*WHAT YOU SHOULD DO:* Narrow the data below down to the lines containing "Position".

*EXERCISE DATA:*
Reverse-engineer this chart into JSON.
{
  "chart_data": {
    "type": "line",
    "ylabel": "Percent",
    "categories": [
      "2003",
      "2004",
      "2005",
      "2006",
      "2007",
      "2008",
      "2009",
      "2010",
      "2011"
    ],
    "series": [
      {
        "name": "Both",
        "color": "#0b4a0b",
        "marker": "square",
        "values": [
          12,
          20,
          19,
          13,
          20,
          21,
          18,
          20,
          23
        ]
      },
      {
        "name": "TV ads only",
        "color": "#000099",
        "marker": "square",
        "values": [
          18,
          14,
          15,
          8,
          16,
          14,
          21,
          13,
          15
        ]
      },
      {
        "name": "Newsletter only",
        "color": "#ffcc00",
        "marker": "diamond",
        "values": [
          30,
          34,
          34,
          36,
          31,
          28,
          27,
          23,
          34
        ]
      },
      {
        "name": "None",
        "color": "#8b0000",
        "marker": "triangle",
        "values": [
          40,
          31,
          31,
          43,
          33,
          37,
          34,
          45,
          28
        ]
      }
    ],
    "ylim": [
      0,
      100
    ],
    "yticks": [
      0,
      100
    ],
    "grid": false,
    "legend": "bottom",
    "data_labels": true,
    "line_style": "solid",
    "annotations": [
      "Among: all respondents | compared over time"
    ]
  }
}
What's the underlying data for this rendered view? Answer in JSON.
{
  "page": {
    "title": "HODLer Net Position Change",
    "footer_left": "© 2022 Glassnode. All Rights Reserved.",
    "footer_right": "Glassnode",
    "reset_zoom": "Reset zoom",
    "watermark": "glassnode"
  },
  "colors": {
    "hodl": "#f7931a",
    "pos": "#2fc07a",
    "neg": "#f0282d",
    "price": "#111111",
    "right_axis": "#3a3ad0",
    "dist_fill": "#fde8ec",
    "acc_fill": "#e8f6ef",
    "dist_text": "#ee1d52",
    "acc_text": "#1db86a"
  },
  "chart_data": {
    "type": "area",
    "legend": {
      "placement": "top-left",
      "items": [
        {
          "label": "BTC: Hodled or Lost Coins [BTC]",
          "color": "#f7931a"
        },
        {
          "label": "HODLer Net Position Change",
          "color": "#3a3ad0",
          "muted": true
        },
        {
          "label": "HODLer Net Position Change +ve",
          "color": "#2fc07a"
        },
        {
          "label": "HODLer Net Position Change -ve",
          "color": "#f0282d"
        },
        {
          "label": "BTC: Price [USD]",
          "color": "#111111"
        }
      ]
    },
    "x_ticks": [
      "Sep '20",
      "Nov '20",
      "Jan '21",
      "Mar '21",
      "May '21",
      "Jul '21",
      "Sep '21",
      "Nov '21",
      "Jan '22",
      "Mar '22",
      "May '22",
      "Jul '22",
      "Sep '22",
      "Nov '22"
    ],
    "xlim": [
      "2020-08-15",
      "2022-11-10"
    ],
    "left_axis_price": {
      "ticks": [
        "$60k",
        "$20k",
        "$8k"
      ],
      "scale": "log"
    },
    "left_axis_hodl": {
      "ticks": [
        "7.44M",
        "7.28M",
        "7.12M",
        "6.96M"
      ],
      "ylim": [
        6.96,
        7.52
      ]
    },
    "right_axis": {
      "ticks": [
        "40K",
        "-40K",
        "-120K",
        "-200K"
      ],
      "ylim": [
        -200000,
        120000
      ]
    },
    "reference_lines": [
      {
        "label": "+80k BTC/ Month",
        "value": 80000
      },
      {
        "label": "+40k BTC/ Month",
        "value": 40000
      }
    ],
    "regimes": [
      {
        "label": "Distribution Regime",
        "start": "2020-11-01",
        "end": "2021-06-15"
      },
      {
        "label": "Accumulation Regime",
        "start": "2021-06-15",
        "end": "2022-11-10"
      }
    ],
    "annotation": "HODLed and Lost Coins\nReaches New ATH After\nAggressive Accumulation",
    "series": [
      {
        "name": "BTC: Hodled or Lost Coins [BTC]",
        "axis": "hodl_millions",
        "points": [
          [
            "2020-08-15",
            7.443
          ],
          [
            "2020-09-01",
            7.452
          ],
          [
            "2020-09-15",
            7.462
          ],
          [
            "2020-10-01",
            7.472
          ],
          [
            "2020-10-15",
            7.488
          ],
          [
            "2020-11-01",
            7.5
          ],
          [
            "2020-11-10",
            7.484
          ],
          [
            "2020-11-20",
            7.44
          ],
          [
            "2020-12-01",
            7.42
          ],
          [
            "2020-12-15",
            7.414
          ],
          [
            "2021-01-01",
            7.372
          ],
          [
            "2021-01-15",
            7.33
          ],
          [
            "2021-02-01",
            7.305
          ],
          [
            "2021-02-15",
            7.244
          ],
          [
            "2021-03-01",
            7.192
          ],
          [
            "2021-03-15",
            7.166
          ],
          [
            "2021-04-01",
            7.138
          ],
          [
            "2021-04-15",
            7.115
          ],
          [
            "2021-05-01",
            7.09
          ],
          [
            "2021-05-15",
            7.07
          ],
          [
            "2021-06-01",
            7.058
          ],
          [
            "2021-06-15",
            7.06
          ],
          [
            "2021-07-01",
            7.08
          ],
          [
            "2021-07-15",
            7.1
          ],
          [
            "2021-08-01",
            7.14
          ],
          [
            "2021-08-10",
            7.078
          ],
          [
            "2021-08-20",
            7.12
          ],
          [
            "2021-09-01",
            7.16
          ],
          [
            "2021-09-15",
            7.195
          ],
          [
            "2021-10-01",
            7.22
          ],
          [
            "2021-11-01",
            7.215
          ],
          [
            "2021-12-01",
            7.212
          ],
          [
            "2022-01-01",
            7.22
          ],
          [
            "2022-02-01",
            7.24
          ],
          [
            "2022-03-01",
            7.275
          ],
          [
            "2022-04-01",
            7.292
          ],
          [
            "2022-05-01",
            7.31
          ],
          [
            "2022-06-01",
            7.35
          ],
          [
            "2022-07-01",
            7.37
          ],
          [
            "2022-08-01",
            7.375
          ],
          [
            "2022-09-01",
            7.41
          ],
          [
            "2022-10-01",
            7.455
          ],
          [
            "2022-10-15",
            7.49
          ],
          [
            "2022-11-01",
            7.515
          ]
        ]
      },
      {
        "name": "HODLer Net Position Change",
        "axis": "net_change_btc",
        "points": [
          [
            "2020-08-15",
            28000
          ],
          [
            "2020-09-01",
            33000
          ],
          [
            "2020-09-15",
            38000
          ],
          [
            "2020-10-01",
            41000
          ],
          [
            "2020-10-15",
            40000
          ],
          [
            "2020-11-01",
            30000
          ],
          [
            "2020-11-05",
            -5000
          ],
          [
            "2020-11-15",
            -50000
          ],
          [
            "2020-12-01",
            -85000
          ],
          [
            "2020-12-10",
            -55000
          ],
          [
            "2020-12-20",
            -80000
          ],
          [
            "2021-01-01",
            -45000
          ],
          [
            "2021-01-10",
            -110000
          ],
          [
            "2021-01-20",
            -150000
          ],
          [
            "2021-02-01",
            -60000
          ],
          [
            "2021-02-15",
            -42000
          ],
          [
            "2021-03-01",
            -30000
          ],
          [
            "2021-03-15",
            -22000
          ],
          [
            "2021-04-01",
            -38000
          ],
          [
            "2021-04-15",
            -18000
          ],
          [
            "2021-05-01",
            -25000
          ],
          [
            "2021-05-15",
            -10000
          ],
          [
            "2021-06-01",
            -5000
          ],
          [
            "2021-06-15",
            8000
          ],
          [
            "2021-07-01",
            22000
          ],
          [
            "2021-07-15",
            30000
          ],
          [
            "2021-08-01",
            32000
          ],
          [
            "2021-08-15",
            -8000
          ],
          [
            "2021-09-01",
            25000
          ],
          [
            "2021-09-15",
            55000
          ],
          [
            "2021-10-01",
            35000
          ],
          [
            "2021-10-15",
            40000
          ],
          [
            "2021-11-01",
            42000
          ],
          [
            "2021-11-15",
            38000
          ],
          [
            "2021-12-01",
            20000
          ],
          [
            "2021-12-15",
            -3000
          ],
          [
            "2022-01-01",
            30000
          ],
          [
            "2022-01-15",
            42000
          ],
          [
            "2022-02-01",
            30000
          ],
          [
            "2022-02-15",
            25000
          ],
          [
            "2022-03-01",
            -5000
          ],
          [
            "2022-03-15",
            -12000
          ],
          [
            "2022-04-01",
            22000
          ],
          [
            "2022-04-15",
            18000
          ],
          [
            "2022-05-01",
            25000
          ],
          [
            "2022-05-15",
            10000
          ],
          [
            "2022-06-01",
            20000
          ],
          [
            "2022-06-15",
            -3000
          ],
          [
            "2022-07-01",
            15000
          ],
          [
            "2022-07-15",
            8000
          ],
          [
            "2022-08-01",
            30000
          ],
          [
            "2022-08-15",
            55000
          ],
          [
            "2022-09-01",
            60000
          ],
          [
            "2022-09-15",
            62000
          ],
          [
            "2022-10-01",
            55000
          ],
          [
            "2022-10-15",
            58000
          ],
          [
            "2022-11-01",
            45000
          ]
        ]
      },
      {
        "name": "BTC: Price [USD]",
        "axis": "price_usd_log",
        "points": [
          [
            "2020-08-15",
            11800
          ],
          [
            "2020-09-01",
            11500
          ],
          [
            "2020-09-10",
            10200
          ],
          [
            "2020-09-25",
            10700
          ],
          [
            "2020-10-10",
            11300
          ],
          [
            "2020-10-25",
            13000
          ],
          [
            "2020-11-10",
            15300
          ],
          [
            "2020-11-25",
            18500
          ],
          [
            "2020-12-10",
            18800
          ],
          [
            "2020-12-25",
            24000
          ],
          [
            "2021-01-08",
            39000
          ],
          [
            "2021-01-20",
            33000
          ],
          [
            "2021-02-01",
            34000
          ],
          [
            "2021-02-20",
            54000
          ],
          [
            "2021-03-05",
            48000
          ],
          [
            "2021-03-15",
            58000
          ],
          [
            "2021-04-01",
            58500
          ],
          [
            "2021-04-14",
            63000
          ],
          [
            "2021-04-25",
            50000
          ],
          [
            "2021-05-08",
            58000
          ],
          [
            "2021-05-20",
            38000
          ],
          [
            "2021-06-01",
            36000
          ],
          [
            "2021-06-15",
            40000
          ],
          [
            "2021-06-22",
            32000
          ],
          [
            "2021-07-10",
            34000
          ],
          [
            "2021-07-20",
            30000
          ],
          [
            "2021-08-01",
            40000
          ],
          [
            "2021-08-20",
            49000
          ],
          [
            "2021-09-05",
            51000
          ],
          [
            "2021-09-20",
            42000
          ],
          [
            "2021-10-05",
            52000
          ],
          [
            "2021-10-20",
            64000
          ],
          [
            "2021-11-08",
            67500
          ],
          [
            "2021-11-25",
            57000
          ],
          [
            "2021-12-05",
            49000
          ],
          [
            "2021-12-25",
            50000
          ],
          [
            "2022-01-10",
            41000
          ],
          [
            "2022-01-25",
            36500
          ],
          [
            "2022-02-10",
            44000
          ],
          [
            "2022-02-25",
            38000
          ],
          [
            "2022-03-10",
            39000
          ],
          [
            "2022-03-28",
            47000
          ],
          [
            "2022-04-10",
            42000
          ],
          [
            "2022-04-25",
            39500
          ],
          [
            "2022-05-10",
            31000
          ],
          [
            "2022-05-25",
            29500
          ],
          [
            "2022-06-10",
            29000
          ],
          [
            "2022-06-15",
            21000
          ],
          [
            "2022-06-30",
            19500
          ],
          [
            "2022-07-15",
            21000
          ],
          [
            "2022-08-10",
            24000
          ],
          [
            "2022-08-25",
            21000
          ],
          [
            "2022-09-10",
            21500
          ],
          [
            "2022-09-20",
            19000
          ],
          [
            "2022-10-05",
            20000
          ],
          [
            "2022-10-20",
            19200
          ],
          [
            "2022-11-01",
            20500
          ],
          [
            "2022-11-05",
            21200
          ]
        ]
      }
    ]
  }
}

*OUTPUT BELOW:*
    "title": "HODLer Net Position Change",
          "label": "HODLer Net Position Change",
          "label": "HODLer Net Position Change +ve",
          "label": "HODLer Net Position Change -ve",
        "name": "HODLer Net Position Change",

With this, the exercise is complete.